- [Saved data entries]:
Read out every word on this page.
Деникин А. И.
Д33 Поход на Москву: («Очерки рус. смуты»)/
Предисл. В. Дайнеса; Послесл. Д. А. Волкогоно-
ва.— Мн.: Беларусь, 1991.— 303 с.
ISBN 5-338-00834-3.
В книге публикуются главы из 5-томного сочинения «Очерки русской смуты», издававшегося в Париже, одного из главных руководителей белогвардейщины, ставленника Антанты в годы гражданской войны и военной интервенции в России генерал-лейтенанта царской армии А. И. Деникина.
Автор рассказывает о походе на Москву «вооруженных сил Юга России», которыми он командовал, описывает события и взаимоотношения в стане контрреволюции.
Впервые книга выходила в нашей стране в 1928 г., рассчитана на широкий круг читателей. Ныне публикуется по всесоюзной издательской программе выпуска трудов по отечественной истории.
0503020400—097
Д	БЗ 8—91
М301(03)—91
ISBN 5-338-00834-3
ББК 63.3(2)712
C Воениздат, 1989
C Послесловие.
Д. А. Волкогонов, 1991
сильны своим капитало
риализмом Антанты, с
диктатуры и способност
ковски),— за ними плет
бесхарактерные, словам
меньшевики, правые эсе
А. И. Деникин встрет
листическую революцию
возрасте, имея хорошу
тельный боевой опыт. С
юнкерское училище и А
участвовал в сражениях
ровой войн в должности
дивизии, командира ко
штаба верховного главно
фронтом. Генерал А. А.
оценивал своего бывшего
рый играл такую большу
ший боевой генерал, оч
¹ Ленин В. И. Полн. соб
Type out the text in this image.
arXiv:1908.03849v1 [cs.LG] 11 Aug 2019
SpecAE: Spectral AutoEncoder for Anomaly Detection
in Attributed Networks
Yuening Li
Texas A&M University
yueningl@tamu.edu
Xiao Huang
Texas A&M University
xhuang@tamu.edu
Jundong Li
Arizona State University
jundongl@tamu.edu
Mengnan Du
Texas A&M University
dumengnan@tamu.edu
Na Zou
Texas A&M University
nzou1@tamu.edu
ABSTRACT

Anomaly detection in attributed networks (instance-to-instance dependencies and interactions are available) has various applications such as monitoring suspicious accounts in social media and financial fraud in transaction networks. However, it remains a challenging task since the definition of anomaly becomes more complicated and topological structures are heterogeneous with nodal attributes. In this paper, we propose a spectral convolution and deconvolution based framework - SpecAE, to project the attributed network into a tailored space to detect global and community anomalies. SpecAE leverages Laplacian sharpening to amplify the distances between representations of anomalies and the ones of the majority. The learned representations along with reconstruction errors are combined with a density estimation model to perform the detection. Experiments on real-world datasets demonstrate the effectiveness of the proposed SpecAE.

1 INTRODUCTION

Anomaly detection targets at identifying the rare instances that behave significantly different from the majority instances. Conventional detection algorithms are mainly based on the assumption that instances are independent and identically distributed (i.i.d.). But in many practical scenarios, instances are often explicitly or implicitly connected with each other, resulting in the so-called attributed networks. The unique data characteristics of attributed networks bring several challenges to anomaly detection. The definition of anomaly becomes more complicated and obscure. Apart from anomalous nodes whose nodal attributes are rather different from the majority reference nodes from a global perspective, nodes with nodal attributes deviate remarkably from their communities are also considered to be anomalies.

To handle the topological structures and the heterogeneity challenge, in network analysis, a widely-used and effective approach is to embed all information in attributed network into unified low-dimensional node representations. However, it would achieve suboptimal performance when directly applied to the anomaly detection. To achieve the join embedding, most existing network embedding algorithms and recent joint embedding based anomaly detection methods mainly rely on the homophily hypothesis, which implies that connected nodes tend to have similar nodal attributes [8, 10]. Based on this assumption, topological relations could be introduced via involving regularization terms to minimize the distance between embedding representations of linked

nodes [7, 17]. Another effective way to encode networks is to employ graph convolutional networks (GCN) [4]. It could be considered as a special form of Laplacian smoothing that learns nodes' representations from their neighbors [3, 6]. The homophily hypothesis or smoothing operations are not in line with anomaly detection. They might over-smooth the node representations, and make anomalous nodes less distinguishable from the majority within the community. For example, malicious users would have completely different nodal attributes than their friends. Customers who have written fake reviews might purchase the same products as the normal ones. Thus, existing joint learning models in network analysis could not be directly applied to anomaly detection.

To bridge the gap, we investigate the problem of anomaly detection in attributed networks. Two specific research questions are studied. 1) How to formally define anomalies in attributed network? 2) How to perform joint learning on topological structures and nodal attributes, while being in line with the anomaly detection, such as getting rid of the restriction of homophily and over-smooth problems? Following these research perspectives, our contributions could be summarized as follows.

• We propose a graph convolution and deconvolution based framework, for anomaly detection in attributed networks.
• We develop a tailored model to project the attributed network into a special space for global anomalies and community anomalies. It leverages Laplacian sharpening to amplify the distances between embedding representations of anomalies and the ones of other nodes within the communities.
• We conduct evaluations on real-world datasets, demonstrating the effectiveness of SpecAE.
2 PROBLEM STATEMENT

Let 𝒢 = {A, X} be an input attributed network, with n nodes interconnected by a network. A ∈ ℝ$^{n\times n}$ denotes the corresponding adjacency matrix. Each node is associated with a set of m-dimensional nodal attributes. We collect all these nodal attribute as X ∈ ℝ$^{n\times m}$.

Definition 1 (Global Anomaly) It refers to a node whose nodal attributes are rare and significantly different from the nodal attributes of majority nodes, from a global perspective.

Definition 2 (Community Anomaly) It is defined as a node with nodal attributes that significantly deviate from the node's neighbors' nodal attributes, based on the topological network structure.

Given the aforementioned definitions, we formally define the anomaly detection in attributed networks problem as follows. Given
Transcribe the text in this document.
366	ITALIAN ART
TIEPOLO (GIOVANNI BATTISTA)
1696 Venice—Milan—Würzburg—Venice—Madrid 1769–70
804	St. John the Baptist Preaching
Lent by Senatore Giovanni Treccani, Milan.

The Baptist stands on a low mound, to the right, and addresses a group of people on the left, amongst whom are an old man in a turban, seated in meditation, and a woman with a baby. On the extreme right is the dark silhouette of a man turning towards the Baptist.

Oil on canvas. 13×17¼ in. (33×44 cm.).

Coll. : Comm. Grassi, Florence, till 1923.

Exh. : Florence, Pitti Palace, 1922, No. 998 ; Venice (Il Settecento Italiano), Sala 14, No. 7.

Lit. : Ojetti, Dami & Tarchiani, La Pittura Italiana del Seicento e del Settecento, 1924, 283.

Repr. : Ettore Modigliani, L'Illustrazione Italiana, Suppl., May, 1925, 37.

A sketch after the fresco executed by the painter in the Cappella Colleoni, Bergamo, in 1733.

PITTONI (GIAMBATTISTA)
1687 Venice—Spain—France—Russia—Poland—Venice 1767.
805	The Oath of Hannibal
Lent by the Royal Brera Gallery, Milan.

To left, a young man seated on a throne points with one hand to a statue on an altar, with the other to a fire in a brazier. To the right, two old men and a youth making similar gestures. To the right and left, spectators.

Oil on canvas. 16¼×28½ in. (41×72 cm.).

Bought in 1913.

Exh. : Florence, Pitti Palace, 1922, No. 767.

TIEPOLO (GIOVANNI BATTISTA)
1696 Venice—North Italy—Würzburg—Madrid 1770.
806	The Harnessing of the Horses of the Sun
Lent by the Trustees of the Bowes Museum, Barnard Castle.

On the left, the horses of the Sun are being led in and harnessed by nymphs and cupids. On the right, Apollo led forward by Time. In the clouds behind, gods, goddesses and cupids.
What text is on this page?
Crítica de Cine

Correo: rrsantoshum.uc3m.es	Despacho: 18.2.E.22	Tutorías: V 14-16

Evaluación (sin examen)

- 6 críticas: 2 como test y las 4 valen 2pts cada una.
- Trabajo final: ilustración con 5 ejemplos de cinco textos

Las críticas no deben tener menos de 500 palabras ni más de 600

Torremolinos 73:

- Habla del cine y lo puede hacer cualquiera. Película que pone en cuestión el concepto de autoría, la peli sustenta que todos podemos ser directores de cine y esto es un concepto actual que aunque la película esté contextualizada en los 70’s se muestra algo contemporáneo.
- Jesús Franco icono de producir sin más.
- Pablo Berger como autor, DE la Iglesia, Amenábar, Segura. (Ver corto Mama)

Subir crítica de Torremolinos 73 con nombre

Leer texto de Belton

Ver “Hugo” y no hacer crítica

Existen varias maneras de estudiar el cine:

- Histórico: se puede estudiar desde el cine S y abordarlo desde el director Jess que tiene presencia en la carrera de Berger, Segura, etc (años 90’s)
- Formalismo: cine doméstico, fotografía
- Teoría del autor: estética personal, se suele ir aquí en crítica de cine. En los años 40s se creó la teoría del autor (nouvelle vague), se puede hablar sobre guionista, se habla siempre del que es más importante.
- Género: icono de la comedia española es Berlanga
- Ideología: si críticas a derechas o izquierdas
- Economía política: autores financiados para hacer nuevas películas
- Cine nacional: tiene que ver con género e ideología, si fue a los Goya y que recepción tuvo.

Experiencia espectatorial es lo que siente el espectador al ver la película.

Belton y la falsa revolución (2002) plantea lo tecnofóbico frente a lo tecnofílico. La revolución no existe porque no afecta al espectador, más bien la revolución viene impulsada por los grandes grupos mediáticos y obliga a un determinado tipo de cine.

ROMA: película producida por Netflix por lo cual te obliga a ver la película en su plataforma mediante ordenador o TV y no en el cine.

- [TASK TO COMPLETE]: Search the data for the string "Pitti". List each line that has it.

- [WRITTEN REPLY]:
Exh. : Florence, Pitti Palace, 1922, No. 998 ; Venice (Il Settecento Italiano), Sala 14, No. 7.
Exh. : Florence, Pitti Palace, 1922, No. 767.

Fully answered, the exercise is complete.